═══ Materials provided
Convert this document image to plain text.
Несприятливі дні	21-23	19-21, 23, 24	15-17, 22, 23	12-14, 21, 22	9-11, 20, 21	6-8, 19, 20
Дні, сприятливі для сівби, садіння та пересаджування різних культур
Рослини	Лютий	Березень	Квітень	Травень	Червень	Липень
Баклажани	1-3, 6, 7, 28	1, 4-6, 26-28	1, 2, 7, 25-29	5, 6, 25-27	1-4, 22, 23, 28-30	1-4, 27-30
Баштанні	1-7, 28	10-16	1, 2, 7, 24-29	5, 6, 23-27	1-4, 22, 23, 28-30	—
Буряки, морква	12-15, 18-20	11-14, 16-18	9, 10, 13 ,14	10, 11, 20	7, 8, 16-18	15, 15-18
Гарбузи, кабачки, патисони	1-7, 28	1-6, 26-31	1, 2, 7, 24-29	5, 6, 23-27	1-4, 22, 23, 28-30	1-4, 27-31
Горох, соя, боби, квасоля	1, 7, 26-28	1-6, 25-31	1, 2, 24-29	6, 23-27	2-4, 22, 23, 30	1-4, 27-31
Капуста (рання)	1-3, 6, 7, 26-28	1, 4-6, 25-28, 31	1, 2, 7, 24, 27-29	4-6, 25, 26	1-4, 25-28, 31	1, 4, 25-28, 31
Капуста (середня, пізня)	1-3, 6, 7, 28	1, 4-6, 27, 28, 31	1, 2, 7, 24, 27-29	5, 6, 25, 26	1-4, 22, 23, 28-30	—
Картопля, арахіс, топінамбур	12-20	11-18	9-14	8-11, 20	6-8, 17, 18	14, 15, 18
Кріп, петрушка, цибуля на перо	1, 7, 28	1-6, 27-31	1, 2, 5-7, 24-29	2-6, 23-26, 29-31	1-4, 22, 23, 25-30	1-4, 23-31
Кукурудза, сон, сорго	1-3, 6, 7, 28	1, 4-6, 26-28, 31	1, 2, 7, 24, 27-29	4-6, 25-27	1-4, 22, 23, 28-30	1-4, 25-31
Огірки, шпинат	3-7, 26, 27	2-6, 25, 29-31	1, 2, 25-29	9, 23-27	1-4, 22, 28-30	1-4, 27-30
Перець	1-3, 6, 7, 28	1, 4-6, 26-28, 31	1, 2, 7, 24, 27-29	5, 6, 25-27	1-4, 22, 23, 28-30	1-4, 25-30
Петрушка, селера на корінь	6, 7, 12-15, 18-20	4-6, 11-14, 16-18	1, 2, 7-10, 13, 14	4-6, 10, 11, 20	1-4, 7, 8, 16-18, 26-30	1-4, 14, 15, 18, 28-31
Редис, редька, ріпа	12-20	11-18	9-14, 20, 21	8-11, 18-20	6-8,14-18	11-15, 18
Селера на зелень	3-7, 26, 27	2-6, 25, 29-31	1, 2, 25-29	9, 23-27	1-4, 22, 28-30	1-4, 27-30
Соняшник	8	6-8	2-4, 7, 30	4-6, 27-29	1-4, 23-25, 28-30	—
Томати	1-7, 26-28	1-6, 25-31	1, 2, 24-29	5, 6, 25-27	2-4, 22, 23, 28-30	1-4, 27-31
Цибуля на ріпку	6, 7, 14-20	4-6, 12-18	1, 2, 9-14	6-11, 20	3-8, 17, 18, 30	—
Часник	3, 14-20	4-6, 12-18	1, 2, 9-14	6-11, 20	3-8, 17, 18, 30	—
══════
Given instruction →
Nothing should be left out: repeat all of the data exactly.

Answer below →
Convert this document image to plain text.
Несприятливі дні	21-23	19-21, 23, 24	15-17, 22, 23	12-14, 21, 22	9-11, 20, 21	6-8, 19, 20
Дні, сприятливі для сівби, садіння та пересаджування різних культур
Рослини	Лютий	Березень	Квітень	Травень	Червень	Липень
Баклажани	1-3, 6, 7, 28	1, 4-6, 26-28	1, 2, 7, 25-29	5, 6, 25-27	1-4, 22, 23, 28-30	1-4, 27-30
Баштанні	1-7, 28	10-16	1, 2, 7, 24-29	5, 6, 23-27	1-4, 22, 23, 28-30	—
Буряки, морква	12-15, 18-20	11-14, 16-18	9, 10, 13 ,14	10, 11, 20	7, 8, 16-18	15, 15-18
Гарбузи, кабачки, патисони	1-7, 28	1-6, 26-31	1, 2, 7, 24-29	5, 6, 23-27	1-4, 22, 23, 28-30	1-4, 27-31
Горох, соя, боби, квасоля	1, 7, 26-28	1-6, 25-31	1, 2, 24-29	6, 23-27	2-4, 22, 23, 30	1-4, 27-31
Капуста (рання)	1-3, 6, 7, 26-28	1, 4-6, 25-28, 31	1, 2, 7, 24, 27-29	4-6, 25, 26	1-4, 25-28, 31	1, 4, 25-28, 31
Капуста (середня, пізня)	1-3, 6, 7, 28	1, 4-6, 27, 28, 31	1, 2, 7, 24, 27-29	5, 6, 25, 26	1-4, 22, 23, 28-30	—
Картопля, арахіс, топінамбур	12-20	11-18	9-14	8-11, 20	6-8, 17, 18	14, 15, 18
Кріп, петрушка, цибуля на перо	1, 7, 28	1-6, 27-31	1, 2, 5-7, 24-29	2-6, 23-26, 29-31	1-4, 22, 23, 25-30	1-4, 23-31
Кукурудза, сон, сорго	1-3, 6, 7, 28	1, 4-6, 26-28, 31	1, 2, 7, 24, 27-29	4-6, 25-27	1-4, 22, 23, 28-30	1-4, 25-31
Огірки, шпинат	3-7, 26, 27	2-6, 25, 29-31	1, 2, 25-29	9, 23-27	1-4, 22, 28-30	1-4, 27-30
Перець	1-3, 6, 7, 28	1, 4-6, 26-28, 31	1, 2, 7, 24, 27-29	5, 6, 25-27	1-4, 22, 23, 28-30	1-4, 25-30
Петрушка, селера на корінь	6, 7, 12-15, 18-20	4-6, 11-14, 16-18	1, 2, 7-10, 13, 14	4-6, 10, 11, 20	1-4, 7, 8, 16-18, 26-30	1-4, 14, 15, 18, 28-31
Редис, редька, ріпа	12-20	11-18	9-14, 20, 21	8-11, 18-20	6-8,14-18	11-15, 18
Селера на зелень	3-7, 26, 27	2-6, 25, 29-31	1, 2, 25-29	9, 23-27	1-4, 22, 28-30	1-4, 27-30
Соняшник	8	6-8	2-4, 7, 30	4-6, 27-29	1-4, 23-25, 28-30	—
Томати	1-7, 26-28	1-6, 25-31	1, 2, 24-29	5, 6, 25-27	2-4, 22, 23, 28-30	1-4, 27-31
Цибуля на ріпку	6, 7, 14-20	4-6, 12-18	1, 2, 9-14	6-11, 20	3-8, 17, 18, 30	—
Часник	3, 14-20	4-6, 12-18	1, 2, 9-14	6-11, 20	3-8, 17, 18, 30	—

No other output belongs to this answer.